▶ _Required work_: State the number of lines in these records that include the word "BINANCE", and add nothing to it.

▶ _Raw records_:
# # # # #

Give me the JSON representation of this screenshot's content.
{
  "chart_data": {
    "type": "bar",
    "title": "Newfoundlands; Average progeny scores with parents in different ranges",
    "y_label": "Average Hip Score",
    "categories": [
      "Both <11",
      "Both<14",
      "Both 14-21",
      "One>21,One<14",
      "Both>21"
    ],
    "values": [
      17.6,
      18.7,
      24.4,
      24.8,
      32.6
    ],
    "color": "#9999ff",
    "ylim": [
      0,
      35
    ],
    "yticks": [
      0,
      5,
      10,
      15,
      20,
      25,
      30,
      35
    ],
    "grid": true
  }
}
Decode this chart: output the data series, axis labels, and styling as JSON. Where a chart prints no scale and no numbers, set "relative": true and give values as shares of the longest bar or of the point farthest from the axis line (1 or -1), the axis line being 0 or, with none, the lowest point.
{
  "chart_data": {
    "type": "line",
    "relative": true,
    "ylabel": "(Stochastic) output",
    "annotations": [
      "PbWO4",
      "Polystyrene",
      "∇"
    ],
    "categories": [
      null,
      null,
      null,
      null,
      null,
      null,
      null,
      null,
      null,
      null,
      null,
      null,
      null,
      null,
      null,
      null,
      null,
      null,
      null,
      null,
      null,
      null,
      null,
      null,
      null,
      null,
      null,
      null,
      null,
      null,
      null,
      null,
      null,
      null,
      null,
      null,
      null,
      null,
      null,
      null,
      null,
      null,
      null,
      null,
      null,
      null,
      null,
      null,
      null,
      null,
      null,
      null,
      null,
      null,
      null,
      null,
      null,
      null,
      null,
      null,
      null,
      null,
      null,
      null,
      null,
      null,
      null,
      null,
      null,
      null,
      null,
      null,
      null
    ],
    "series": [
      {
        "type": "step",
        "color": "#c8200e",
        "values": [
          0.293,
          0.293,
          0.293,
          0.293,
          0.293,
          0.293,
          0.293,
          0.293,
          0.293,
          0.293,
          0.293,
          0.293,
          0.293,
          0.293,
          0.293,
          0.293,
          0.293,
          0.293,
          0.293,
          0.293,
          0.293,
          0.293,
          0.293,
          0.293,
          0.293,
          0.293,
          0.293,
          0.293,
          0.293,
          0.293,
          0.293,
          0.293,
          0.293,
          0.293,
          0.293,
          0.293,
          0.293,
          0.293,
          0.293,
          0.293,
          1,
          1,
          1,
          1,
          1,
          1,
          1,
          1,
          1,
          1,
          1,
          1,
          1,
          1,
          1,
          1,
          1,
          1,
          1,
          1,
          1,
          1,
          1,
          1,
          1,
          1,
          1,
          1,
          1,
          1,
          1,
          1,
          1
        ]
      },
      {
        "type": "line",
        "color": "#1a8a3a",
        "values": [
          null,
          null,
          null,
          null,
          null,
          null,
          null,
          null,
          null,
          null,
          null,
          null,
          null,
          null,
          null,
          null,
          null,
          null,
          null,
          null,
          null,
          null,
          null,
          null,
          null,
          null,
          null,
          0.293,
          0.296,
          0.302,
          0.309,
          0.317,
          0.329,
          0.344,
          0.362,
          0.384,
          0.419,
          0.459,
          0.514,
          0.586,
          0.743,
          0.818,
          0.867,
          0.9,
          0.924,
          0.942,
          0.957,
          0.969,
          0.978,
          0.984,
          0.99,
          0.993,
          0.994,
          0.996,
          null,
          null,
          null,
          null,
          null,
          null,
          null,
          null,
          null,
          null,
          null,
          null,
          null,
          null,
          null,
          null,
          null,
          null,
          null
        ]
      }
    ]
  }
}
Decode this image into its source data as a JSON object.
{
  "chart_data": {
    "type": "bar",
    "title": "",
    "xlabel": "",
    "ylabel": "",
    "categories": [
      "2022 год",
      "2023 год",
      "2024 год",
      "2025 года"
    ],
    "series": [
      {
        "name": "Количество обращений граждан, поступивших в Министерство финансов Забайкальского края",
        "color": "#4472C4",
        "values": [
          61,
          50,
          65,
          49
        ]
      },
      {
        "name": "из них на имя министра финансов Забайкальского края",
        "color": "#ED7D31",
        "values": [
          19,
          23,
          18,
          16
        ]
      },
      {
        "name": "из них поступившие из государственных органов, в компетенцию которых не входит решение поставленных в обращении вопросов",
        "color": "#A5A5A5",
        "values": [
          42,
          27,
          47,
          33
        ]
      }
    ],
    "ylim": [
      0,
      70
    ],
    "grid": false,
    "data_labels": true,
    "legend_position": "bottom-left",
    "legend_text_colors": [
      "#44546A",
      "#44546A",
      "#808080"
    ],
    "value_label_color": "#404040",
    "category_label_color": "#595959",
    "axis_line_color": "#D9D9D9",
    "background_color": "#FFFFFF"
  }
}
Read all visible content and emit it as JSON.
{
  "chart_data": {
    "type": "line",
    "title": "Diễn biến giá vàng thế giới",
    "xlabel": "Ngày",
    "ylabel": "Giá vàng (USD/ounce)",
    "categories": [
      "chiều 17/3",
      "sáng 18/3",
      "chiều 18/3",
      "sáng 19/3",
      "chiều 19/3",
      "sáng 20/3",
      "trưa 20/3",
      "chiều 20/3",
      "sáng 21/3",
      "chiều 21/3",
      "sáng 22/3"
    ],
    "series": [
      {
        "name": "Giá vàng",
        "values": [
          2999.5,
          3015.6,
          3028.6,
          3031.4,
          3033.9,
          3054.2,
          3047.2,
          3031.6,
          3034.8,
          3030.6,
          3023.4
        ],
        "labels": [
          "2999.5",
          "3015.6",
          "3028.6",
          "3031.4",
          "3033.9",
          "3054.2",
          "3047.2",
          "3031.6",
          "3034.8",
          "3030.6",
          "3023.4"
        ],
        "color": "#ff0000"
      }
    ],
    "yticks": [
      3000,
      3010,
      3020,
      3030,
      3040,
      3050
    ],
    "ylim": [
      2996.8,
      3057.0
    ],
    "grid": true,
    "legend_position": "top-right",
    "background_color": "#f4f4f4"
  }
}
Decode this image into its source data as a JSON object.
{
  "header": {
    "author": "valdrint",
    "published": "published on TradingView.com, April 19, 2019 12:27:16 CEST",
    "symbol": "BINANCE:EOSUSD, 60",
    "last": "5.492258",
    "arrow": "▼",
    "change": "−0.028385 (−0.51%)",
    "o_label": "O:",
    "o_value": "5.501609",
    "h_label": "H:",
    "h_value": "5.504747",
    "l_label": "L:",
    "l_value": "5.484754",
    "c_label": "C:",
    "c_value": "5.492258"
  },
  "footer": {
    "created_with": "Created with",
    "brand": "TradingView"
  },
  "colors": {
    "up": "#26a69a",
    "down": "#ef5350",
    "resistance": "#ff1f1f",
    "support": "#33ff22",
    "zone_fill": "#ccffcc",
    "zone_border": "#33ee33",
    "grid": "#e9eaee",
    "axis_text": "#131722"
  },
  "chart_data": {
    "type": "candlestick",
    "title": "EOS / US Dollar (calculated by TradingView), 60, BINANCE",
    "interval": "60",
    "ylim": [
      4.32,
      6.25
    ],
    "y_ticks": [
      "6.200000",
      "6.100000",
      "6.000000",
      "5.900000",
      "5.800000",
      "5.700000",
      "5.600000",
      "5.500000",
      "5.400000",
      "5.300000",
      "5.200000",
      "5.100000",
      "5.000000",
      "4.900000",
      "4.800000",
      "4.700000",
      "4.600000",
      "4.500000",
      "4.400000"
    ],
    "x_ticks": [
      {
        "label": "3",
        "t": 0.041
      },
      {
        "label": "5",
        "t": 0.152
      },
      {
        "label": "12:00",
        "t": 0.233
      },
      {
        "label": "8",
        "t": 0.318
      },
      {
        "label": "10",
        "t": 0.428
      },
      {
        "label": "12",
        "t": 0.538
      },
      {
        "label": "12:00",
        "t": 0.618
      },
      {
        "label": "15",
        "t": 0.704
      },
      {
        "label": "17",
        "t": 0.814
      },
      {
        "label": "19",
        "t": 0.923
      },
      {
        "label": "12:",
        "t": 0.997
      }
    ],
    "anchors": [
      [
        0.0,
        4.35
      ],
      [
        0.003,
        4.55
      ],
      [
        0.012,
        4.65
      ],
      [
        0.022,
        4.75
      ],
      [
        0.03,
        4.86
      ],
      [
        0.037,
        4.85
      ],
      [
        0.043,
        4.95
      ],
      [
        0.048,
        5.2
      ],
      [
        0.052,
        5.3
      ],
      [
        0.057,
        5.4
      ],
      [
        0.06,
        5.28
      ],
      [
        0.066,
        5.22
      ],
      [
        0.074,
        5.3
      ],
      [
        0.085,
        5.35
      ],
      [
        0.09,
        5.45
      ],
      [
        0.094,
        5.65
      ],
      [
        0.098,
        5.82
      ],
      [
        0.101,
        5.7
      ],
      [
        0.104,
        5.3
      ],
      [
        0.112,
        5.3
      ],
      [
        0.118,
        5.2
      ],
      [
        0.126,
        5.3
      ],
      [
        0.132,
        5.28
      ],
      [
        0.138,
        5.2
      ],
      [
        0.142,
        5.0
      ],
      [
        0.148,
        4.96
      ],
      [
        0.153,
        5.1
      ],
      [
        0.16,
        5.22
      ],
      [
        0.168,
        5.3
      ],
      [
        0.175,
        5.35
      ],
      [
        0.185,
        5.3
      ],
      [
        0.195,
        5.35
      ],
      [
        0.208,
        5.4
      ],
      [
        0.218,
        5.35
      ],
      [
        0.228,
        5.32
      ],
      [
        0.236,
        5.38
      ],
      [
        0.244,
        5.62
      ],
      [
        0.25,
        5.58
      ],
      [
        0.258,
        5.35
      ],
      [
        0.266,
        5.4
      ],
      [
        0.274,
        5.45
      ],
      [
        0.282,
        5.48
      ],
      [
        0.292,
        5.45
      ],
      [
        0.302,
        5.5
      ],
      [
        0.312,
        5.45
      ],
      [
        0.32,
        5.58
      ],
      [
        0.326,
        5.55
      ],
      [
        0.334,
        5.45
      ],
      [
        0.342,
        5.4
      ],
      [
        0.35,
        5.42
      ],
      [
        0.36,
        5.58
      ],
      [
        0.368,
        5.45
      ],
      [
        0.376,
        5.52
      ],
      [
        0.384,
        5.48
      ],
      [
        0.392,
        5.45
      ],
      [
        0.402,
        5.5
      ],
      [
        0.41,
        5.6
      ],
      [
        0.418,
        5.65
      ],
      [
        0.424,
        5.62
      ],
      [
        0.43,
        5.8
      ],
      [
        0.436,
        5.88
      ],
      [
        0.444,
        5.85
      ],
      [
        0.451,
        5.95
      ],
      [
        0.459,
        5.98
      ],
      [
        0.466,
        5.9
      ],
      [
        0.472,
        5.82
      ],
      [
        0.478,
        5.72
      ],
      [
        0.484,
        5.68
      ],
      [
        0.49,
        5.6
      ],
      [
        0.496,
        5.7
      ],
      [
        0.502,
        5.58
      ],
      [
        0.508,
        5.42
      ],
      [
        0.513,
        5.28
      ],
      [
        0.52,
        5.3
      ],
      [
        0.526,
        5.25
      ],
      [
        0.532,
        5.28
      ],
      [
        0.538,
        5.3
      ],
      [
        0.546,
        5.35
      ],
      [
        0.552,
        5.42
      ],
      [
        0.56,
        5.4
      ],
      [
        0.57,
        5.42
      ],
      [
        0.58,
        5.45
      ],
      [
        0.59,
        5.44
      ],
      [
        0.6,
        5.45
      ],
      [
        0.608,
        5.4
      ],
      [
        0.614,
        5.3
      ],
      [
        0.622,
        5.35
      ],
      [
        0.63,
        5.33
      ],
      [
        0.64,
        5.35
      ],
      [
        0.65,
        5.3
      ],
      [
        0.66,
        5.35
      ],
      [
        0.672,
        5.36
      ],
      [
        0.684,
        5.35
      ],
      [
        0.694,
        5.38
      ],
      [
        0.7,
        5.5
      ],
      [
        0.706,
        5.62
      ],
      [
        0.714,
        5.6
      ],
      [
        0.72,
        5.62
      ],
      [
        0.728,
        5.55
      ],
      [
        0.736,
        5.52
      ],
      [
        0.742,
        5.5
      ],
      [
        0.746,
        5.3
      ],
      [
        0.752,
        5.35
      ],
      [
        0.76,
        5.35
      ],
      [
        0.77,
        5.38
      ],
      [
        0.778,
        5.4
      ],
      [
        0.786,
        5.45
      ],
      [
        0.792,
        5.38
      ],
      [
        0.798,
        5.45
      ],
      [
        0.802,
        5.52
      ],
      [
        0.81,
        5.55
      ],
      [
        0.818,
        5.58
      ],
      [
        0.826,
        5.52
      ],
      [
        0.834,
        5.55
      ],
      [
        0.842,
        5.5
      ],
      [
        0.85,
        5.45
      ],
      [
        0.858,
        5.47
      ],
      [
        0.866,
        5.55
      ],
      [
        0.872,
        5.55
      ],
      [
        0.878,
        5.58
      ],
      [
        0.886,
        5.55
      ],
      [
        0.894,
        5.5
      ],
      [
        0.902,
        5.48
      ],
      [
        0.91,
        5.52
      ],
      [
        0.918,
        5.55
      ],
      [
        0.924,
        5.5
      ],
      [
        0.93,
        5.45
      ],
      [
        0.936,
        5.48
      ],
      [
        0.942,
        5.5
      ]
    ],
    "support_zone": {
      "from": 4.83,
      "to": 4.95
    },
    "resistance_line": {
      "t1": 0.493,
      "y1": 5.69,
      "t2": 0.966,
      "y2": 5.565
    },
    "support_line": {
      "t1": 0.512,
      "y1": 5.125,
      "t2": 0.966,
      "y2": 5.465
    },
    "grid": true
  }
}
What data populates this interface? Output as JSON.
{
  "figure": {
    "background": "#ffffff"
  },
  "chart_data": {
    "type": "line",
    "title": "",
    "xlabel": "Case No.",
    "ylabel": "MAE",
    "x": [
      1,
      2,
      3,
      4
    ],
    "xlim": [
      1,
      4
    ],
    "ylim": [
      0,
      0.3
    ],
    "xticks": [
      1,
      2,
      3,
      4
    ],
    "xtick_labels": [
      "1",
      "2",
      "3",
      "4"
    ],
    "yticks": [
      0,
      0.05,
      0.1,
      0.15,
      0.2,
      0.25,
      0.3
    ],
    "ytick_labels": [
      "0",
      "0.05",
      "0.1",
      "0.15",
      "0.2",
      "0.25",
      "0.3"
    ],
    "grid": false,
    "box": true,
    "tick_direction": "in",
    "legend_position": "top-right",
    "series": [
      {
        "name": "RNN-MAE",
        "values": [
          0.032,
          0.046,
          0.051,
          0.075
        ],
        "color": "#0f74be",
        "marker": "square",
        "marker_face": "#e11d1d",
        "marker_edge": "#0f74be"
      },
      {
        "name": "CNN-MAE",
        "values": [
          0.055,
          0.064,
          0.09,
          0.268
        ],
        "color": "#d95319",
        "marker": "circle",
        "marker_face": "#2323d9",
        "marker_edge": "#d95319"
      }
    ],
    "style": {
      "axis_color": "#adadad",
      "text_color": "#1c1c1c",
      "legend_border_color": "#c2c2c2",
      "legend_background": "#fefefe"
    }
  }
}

# # # # #

▶ _Solution to this task_: 2